- _EXERCISE PROMPT_:
Copy out the listing that follows exactly, dropping every picture.

>>>>

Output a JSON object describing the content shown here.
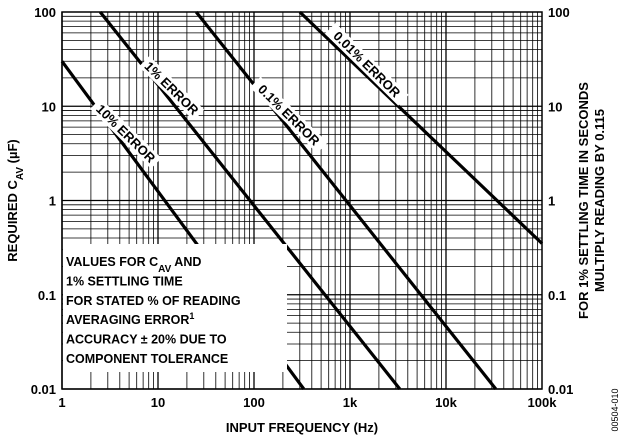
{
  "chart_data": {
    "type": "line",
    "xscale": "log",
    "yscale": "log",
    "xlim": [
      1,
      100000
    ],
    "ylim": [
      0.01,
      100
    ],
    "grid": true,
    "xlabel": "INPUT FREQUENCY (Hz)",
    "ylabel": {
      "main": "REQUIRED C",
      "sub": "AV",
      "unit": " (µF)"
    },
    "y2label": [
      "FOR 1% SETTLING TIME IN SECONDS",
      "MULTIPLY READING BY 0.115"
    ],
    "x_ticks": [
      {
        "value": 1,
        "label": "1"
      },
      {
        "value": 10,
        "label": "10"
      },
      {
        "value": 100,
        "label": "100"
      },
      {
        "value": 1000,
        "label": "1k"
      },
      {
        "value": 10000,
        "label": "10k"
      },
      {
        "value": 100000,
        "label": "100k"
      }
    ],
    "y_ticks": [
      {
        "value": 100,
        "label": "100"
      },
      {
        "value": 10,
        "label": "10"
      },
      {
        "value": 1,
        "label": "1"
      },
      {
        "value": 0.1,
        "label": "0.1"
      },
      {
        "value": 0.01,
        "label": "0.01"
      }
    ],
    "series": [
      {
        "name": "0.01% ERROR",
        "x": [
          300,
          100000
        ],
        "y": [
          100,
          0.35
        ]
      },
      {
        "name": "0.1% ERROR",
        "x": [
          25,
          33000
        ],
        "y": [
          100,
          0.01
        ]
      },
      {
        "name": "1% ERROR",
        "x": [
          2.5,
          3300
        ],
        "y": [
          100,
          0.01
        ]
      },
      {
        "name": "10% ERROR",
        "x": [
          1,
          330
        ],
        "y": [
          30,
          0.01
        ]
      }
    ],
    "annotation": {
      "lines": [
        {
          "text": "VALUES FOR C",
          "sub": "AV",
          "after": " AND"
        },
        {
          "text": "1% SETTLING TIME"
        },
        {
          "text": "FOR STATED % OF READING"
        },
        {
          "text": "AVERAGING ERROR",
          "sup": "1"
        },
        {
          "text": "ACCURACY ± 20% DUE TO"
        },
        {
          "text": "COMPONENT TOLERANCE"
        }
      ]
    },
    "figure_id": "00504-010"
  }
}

<<<<

- _EXERCISE RESULT_:
Output a JSON object describing the content shown here.
{
  "chart_data": {
    "type": "line",
    "xscale": "log",
    "yscale": "log",
    "xlim": [
      1,
      100000
    ],
    "ylim": [
      0.01,
      100
    ],
    "grid": true,
    "xlabel": "INPUT FREQUENCY (Hz)",
    "ylabel": {
      "main": "REQUIRED C",
      "sub": "AV",
      "unit": " (µF)"
    },
    "y2label": [
      "FOR 1% SETTLING TIME IN SECONDS",
      "MULTIPLY READING BY 0.115"
    ],
    "x_ticks": [
      {
        "value": 1,
        "label": "1"
      },
      {
        "value": 10,
        "label": "10"
      },
      {
        "value": 100,
        "label": "100"
      },
      {
        "value": 1000,
        "label": "1k"
      },
      {
        "value": 10000,
        "label": "10k"
      },
      {
        "value": 100000,
        "label": "100k"
      }
    ],
    "y_ticks": [
      {
        "value": 100,
        "label": "100"
      },
      {
        "value": 10,
        "label": "10"
      },
      {
        "value": 1,
        "label": "1"
      },
      {
        "value": 0.1,
        "label": "0.1"
      },
      {
        "value": 0.01,
        "label": "0.01"
      }
    ],
    "series": [
      {
        "name": "0.01% ERROR",
        "x": [
          300,
          100000
        ],
        "y": [
          100,
          0.35
        ]
      },
      {
        "name": "0.1% ERROR",
        "x": [
          25,
          33000
        ],
        "y": [
          100,
          0.01
        ]
      },
      {
        "name": "1% ERROR",
        "x": [
          2.5,
          3300
        ],
        "y": [
          100,
          0.01
        ]
      },
      {
        "name": "10% ERROR",
        "x": [
          1,
          330
        ],
        "y": [
          30,
          0.01
        ]
      }
    ],
    "annotation": {
      "lines": [
        {
          "text": "VALUES FOR C",
          "sub": "AV",
          "after": " AND"
        },
        {
          "text": "1% SETTLING TIME"
        },
        {
          "text": "FOR STATED % OF READING"
        },
        {
          "text": "AVERAGING ERROR",
          "sup": "1"
        },
        {
          "text": "ACCURACY ± 20% DUE TO"
        },
        {
          "text": "COMPONENT TOLERANCE"
        }
      ]
    },
    "figure_id": "00504-010"
  }
}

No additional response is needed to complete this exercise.